> **Exercise instructions**
Reproduce the listing below exactly, minus its pictures.

# # # # # # #

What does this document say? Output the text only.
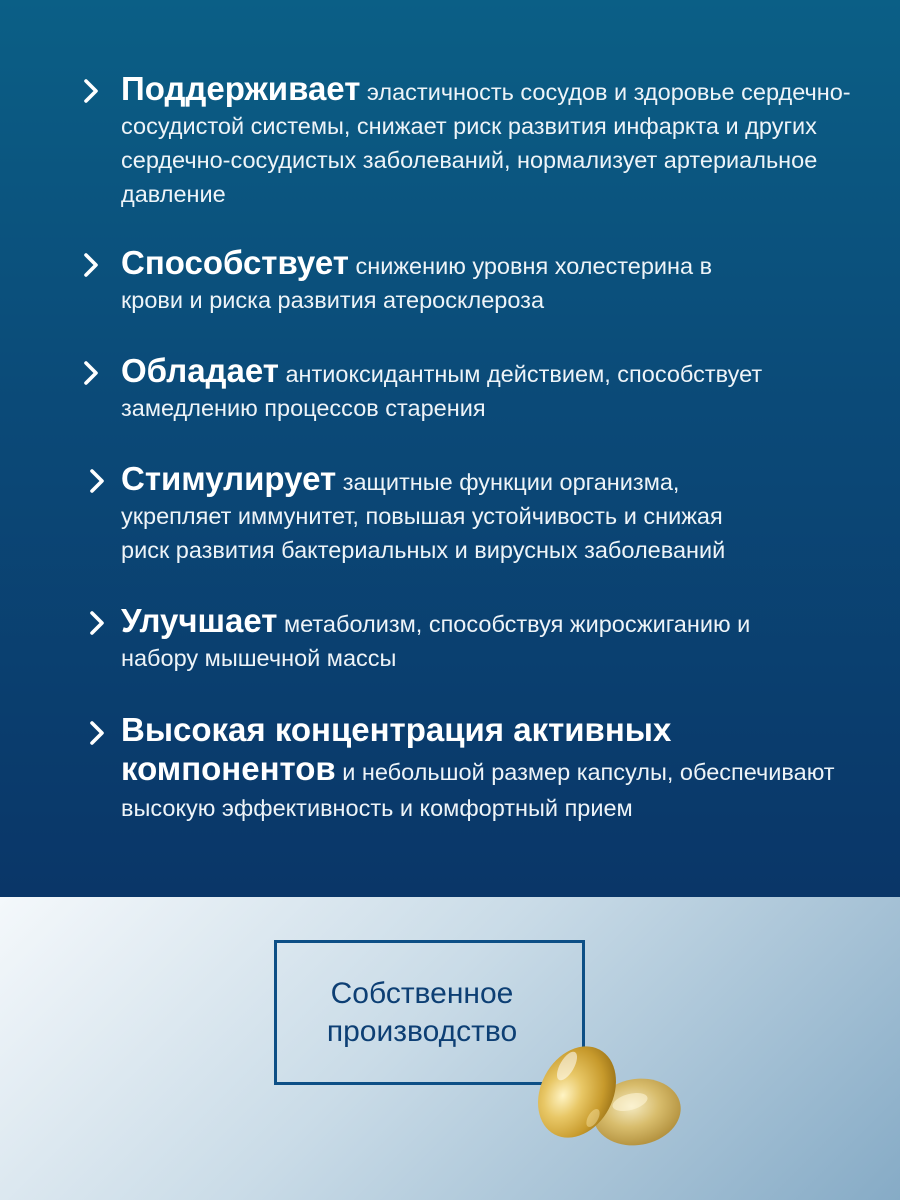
Поддерживает эластичность сосудов и здоровье сердечно-сосудистой системы, снижает риск развития инфаркта и других сердечно-сосудистых заболеваний, нормализует артериальное давление

Способствует снижению уровня холестерина в крови и риска развития атеросклероза

Обладает антиоксидантным действием, способствует замедлению процессов старения

Стимулирует защитные функции организма, укрепляет иммунитет, повышая устойчивость и снижая риск развития бактериальных и вирусных заболеваний

Улучшает метаболизм, способствуя жиросжиганию и набору мышечной массы

Высокая концентрация активных компонентов и небольшой размер капсулы, обеспечивают высокую эффективность и комфортный прием

Собственное
производство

# # # # # # #

> **Final result**
What does this document say? Output the text only.
Поддерживает эластичность сосудов и здоровье сердечно-сосудистой системы, снижает риск развития инфаркта и других сердечно-сосудистых заболеваний, нормализует артериальное давление

Способствует снижению уровня холестерина в крови и риска развития атеросклероза

Обладает антиоксидантным действием, способствует замедлению процессов старения

Стимулирует защитные функции организма, укрепляет иммунитет, повышая устойчивость и снижая риск развития бактериальных и вирусных заболеваний

Улучшает метаболизм, способствуя жиросжиганию и набору мышечной массы

Высокая концентрация активных компонентов и небольшой размер капсулы, обеспечивают высокую эффективность и комфортный прием

Собственное
производство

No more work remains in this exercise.